From the entries provided below, copy each line that contains the word "place".

* **Data for processing**:
##############################
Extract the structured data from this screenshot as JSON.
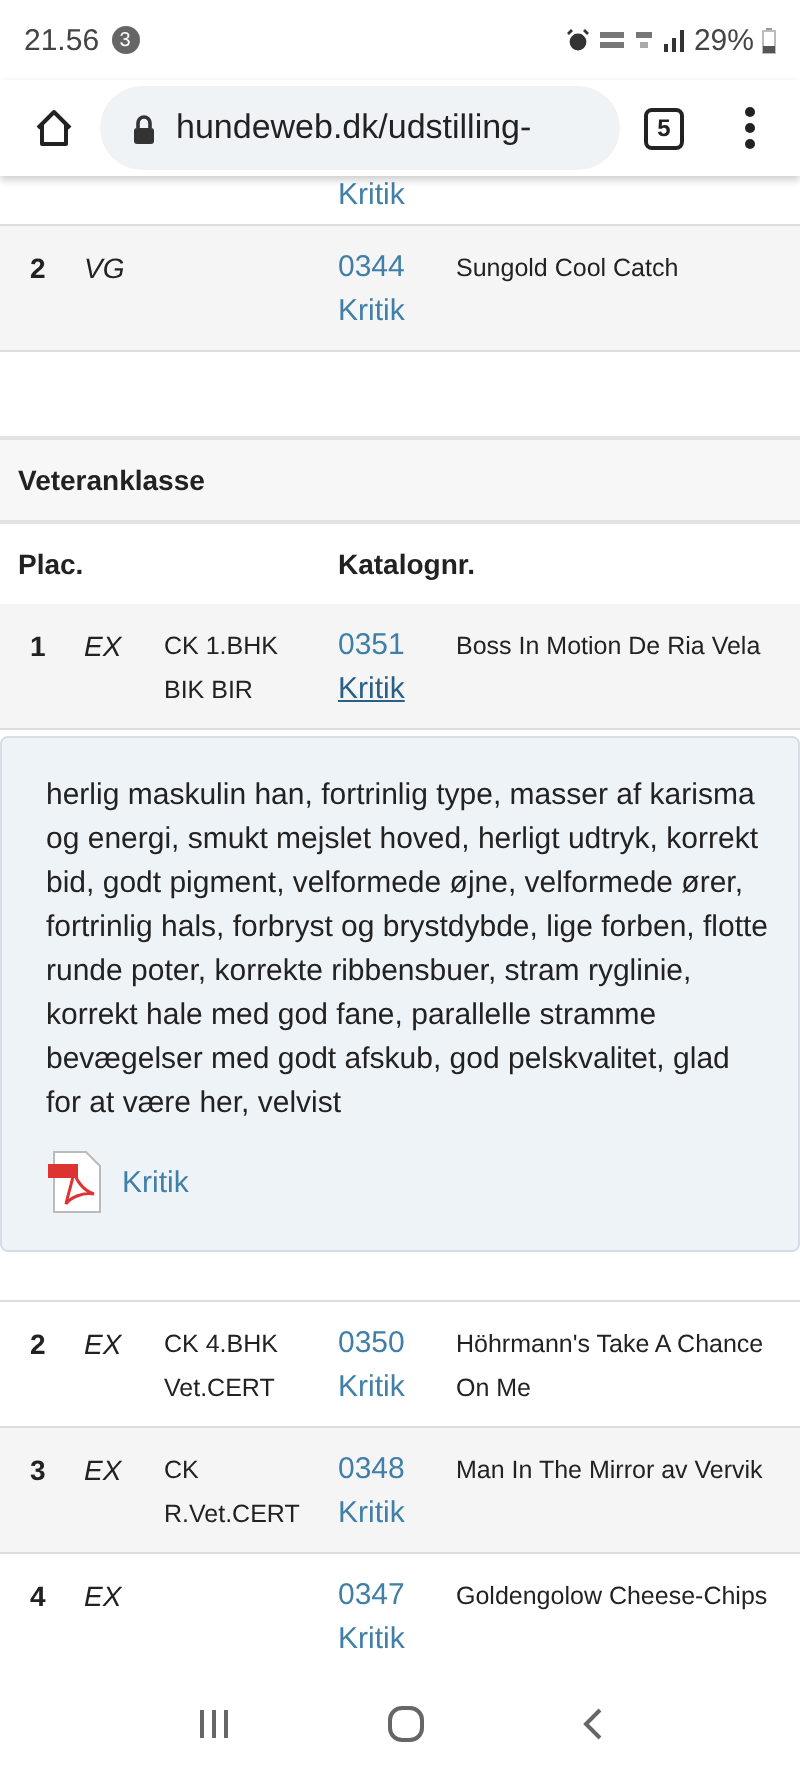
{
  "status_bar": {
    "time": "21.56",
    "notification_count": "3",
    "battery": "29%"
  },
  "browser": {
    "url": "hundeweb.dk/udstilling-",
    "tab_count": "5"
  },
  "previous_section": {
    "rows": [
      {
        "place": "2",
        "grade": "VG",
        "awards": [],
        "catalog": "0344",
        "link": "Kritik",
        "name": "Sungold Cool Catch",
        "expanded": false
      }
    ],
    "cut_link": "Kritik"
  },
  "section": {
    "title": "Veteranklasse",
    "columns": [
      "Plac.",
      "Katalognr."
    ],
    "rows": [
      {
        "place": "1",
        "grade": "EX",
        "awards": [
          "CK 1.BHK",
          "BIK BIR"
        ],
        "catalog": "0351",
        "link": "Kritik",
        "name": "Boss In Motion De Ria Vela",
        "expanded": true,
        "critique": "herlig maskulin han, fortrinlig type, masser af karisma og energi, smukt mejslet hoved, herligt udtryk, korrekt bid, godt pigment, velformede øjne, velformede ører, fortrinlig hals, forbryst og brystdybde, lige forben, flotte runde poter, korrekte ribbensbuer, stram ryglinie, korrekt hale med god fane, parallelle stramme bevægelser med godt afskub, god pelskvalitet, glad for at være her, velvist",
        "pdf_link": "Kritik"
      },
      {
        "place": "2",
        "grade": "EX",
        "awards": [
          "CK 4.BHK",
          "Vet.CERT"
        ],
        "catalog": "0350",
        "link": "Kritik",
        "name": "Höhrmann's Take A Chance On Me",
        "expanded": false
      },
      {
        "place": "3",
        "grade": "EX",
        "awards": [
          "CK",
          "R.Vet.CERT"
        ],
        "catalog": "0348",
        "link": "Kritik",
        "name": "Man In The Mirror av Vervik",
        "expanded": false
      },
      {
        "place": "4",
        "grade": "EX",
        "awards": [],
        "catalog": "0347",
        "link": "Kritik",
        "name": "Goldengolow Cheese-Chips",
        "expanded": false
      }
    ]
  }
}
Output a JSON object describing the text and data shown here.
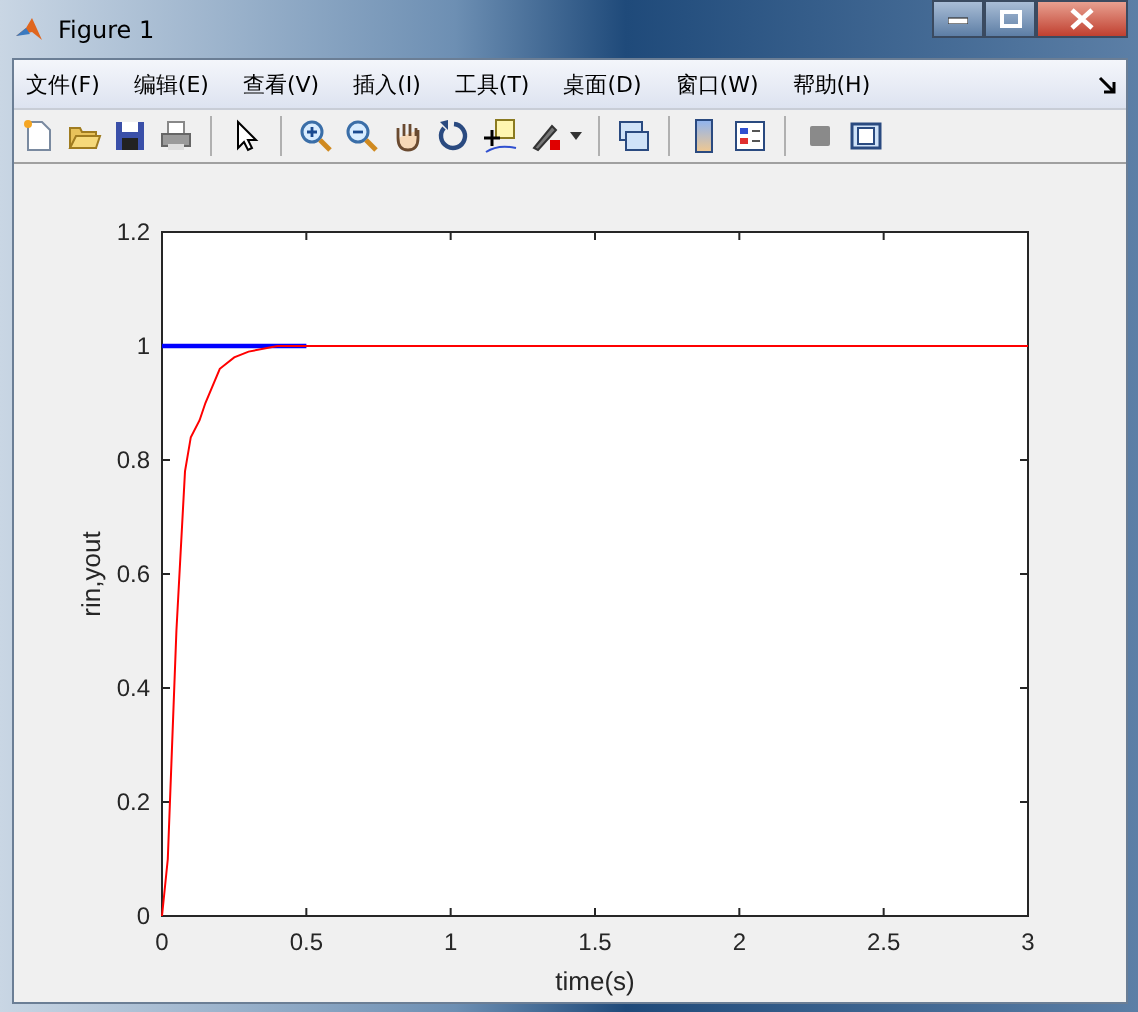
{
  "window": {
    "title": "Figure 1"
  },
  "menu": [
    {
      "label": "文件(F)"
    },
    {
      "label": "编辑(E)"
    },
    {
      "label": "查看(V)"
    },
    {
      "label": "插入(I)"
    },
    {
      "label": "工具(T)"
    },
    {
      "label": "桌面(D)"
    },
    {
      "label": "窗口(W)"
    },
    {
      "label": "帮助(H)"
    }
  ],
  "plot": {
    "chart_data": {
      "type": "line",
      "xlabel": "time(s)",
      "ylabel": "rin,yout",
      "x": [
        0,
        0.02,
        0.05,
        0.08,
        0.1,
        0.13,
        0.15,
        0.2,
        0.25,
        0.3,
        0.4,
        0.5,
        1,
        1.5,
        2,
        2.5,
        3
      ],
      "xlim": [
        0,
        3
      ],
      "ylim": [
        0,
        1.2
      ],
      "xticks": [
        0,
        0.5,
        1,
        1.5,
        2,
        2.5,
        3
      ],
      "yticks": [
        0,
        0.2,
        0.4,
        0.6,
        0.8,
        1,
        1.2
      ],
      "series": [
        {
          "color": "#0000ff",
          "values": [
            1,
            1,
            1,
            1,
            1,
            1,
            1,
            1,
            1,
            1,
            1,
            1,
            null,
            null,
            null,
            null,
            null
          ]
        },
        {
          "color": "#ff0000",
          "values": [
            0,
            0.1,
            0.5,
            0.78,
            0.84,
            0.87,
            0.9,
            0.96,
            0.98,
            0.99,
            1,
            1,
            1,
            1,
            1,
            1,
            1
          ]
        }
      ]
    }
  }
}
##############################
* **The output**:
        "place": "2",
        "place": "1",
        "place": "2",
        "place": "3",
        "place": "4",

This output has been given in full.